The answer should be a single number: how many lines of the entries below hold the word "Zero".

BEGIN ITEMS

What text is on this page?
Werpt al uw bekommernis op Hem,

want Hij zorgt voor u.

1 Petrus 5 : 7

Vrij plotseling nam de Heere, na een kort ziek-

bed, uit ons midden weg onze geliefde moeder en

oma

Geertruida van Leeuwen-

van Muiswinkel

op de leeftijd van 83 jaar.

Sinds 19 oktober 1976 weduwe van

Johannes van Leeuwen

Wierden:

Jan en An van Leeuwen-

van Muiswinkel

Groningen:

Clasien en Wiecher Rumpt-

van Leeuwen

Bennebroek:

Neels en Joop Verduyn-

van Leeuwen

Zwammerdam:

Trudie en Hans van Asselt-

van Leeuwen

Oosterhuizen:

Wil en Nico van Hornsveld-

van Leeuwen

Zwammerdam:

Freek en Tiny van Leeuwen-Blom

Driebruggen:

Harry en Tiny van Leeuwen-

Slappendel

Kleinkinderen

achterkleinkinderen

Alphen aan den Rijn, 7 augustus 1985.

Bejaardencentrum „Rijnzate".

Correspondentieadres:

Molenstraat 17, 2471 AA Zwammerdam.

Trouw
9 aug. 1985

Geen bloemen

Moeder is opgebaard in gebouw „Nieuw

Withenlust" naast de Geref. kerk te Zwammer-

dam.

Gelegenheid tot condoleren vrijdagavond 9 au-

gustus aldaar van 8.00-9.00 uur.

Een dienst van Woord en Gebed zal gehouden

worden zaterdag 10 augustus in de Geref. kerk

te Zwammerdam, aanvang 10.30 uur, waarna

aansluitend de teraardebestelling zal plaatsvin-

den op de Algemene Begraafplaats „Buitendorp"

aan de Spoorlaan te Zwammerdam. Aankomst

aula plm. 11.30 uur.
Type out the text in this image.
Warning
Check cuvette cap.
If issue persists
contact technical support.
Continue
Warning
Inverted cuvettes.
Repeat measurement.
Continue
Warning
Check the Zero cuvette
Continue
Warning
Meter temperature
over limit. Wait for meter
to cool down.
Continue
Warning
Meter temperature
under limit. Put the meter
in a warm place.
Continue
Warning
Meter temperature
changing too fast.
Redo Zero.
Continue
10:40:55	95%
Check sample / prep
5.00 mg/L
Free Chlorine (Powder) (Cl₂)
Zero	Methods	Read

END ITEMS

[OUTPUT]
3